→ What is being asked
Your task is to print the material below exactly as presented.

===== Records to use

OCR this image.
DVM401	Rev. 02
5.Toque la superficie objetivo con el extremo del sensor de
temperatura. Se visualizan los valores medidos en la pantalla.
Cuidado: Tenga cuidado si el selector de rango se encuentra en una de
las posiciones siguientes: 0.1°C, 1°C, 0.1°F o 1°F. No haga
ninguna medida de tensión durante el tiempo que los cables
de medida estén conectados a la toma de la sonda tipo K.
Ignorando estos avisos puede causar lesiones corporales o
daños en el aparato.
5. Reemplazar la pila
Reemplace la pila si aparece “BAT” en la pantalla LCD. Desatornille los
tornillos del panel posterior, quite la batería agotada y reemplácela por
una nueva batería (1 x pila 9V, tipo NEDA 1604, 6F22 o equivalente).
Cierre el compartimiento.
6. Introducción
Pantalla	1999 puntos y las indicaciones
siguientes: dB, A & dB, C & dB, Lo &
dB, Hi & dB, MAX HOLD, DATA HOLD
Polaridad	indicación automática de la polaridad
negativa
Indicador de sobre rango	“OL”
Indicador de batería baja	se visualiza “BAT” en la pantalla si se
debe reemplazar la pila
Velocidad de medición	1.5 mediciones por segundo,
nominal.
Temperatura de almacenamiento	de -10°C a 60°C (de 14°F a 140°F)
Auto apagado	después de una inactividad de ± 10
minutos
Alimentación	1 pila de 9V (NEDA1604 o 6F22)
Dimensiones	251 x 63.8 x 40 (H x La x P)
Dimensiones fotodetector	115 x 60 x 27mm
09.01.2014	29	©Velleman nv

==========

→ Final answer
OCR this image.
DVM401	Rev. 02
5.Toque la superficie objetivo con el extremo del sensor de
temperatura. Se visualizan los valores medidos en la pantalla.
Cuidado: Tenga cuidado si el selector de rango se encuentra en una de
las posiciones siguientes: 0.1°C, 1°C, 0.1°F o 1°F. No haga
ninguna medida de tensión durante el tiempo que los cables
de medida estén conectados a la toma de la sonda tipo K.
Ignorando estos avisos puede causar lesiones corporales o
daños en el aparato.
5. Reemplazar la pila
Reemplace la pila si aparece “BAT” en la pantalla LCD. Desatornille los
tornillos del panel posterior, quite la batería agotada y reemplácela por
una nueva batería (1 x pila 9V, tipo NEDA 1604, 6F22 o equivalente).
Cierre el compartimiento.
6. Introducción
Pantalla	1999 puntos y las indicaciones
siguientes: dB, A & dB, C & dB, Lo &
dB, Hi & dB, MAX HOLD, DATA HOLD
Polaridad	indicación automática de la polaridad
negativa
Indicador de sobre rango	“OL”
Indicador de batería baja	se visualiza “BAT” en la pantalla si se
debe reemplazar la pila
Velocidad de medición	1.5 mediciones por segundo,
nominal.
Temperatura de almacenamiento	de -10°C a 60°C (de 14°F a 140°F)
Auto apagado	después de una inactividad de ± 10
minutos
Alimentación	1 pila de 9V (NEDA1604 o 6F22)
Dimensiones	251 x 63.8 x 40 (H x La x P)
Dimensiones fotodetector	115 x 60 x 27mm
09.01.2014	29	©Velleman nv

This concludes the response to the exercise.